Source records:
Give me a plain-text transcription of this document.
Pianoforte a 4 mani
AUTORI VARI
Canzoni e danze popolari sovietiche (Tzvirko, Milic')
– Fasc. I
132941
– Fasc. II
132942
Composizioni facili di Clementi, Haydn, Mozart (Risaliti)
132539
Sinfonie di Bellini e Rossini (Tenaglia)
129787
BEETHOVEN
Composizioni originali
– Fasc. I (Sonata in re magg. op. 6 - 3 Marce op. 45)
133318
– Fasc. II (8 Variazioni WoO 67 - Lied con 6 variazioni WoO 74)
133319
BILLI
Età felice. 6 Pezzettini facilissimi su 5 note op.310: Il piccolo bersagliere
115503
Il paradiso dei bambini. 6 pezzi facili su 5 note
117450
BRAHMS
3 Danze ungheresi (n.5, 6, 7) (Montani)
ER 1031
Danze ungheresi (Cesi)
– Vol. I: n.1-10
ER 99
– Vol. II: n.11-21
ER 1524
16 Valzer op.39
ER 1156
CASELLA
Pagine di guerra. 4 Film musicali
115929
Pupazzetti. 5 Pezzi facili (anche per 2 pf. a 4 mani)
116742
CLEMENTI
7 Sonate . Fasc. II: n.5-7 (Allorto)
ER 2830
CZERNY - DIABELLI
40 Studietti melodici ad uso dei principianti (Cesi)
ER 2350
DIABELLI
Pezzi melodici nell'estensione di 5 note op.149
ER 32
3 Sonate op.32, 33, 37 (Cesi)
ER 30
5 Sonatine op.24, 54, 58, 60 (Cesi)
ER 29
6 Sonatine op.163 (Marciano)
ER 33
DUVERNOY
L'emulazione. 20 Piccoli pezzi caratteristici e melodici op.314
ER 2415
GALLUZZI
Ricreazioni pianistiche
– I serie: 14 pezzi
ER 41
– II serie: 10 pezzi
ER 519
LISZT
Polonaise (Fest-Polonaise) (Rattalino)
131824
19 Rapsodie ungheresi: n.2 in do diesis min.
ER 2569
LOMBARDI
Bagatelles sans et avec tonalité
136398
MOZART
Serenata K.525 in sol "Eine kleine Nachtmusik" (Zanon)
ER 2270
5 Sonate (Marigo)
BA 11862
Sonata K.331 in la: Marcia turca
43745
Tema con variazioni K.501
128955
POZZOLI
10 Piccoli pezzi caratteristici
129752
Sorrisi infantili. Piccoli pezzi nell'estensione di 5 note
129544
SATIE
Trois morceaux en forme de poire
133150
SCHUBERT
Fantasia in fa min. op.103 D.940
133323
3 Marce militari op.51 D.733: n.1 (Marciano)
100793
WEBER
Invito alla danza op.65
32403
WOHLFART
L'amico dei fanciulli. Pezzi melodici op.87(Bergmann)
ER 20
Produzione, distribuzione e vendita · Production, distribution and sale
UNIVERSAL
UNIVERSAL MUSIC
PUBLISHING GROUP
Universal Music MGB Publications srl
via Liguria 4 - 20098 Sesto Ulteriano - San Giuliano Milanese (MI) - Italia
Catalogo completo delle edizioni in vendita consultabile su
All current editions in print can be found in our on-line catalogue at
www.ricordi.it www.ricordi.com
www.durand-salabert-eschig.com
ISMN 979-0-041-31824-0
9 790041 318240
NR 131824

What needs to be done: Check each line of the data above for the word "melodici" and say how many lines contain it, giving nothing besides the number.

The solution: 4